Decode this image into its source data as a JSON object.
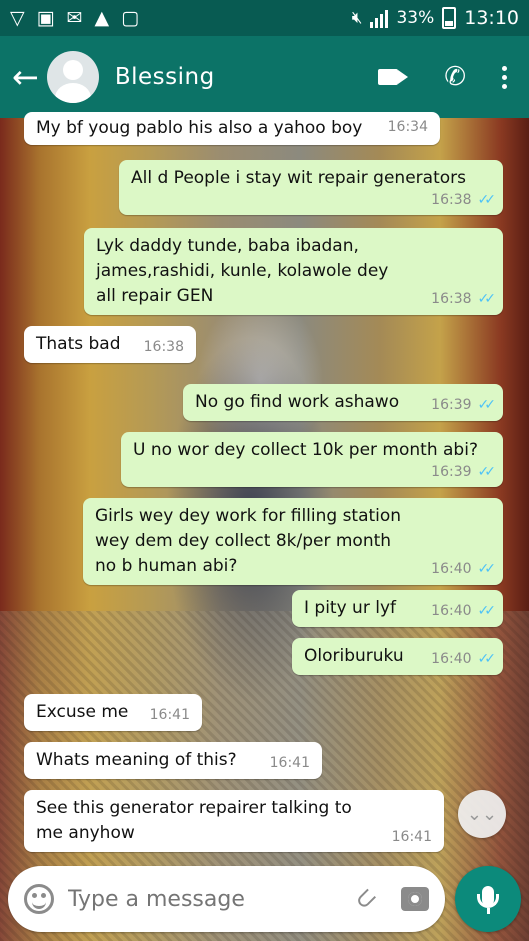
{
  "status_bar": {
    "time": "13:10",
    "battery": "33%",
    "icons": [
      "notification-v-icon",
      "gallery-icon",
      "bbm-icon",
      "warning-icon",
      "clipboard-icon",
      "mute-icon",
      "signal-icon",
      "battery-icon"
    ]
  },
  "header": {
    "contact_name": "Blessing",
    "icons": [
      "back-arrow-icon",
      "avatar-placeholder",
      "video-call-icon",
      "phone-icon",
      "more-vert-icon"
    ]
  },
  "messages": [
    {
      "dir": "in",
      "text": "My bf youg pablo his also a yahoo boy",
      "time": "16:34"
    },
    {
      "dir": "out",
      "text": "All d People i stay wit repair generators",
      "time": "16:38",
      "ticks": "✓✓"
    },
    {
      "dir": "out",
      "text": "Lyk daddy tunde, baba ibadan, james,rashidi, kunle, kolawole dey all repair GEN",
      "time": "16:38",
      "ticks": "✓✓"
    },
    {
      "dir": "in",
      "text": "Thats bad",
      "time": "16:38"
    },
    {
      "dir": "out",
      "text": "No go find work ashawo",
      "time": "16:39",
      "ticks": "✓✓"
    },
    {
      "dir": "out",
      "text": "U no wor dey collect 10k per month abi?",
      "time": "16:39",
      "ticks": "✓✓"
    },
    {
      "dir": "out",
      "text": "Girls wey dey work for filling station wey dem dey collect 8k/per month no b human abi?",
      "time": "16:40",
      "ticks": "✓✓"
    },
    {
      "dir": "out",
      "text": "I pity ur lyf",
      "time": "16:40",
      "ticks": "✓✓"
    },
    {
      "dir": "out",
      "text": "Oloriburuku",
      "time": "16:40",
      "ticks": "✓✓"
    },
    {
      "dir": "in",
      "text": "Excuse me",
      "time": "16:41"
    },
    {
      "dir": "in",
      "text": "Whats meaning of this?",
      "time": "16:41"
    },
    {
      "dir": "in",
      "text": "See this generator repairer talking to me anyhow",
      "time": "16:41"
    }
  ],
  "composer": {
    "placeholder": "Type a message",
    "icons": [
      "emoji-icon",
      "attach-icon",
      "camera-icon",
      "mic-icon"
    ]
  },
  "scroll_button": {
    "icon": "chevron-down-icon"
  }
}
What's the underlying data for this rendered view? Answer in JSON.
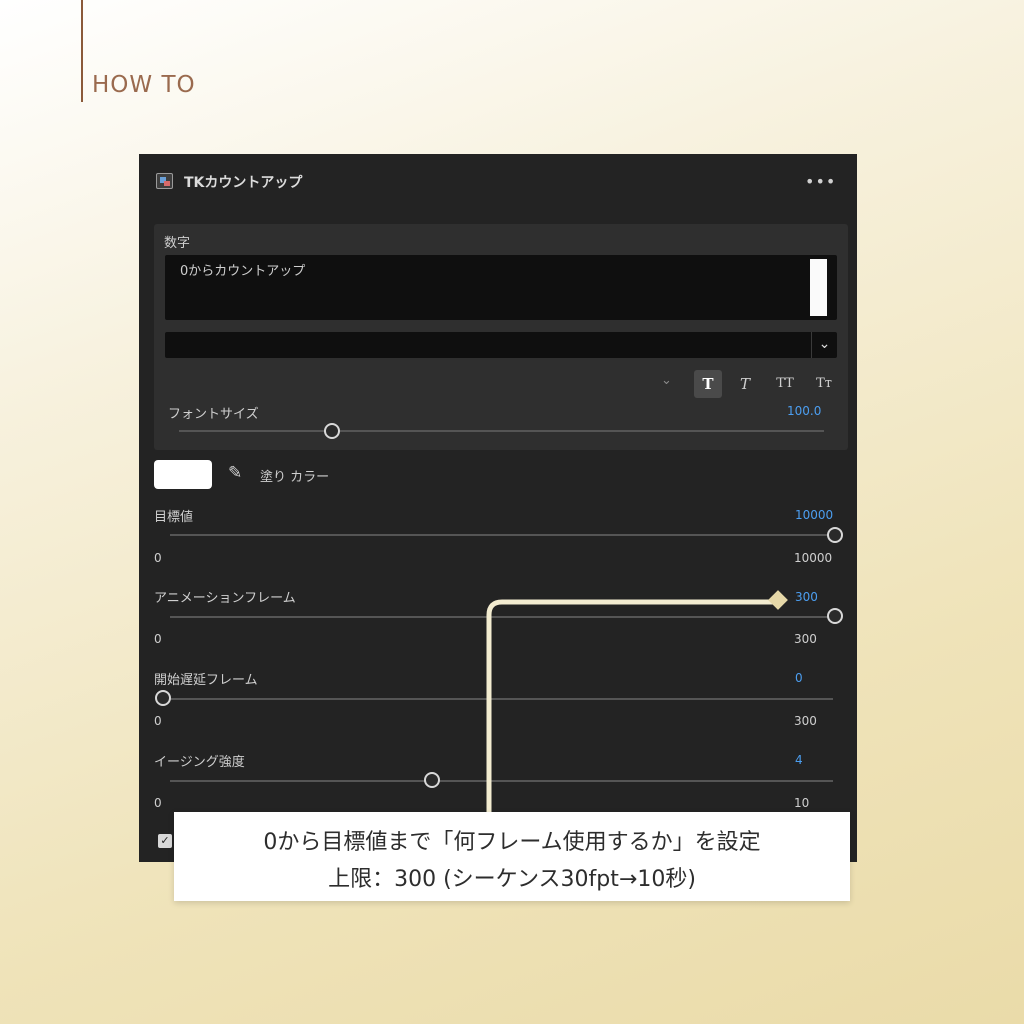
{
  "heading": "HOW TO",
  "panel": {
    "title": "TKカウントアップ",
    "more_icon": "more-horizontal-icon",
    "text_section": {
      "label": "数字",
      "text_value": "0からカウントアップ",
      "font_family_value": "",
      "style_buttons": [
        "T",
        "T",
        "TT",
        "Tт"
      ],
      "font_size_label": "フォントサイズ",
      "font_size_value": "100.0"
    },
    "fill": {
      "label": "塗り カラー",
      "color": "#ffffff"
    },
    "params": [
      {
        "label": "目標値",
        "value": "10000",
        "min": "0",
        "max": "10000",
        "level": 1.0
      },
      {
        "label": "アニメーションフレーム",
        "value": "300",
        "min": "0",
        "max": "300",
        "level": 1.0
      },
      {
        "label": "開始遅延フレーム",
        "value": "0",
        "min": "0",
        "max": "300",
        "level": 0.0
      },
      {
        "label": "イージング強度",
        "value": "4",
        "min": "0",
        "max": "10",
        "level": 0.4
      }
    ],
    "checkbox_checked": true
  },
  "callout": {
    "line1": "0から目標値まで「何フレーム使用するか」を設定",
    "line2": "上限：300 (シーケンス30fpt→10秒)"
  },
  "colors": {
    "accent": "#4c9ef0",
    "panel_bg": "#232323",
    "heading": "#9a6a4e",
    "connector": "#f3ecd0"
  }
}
═══
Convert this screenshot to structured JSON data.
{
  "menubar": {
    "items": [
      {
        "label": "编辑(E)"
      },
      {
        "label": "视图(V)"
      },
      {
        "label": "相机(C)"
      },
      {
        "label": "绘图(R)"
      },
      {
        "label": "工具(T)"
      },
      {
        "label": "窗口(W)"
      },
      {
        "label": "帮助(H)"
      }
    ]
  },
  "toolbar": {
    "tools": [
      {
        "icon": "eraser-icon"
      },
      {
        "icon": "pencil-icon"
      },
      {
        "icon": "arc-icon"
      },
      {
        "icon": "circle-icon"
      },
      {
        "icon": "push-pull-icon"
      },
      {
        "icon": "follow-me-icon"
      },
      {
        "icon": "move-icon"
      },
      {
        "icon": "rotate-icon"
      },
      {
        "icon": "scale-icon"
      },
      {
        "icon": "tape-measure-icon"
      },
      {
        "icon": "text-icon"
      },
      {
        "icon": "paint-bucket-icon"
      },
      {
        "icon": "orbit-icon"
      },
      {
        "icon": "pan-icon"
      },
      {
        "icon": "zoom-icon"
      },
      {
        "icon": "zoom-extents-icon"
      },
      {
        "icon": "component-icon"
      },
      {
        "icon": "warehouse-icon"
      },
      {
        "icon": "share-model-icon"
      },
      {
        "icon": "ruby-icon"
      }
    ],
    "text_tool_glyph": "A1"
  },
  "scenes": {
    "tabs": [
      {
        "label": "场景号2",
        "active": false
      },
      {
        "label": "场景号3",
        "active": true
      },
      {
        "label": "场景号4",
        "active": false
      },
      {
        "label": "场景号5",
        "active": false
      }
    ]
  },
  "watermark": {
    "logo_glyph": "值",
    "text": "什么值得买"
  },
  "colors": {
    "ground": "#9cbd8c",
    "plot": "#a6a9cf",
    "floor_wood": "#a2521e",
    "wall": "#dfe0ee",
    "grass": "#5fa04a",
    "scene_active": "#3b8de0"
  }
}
═══
◆ The problem ◆
Which lines contain the word "data"? Return each of them.

◆ Reply to the task ◆
Decode this image into its source data as a JSON object.
What's the underlying data for this rendered view? Answer in JSON.
Convert this screenshot to structured JSON data.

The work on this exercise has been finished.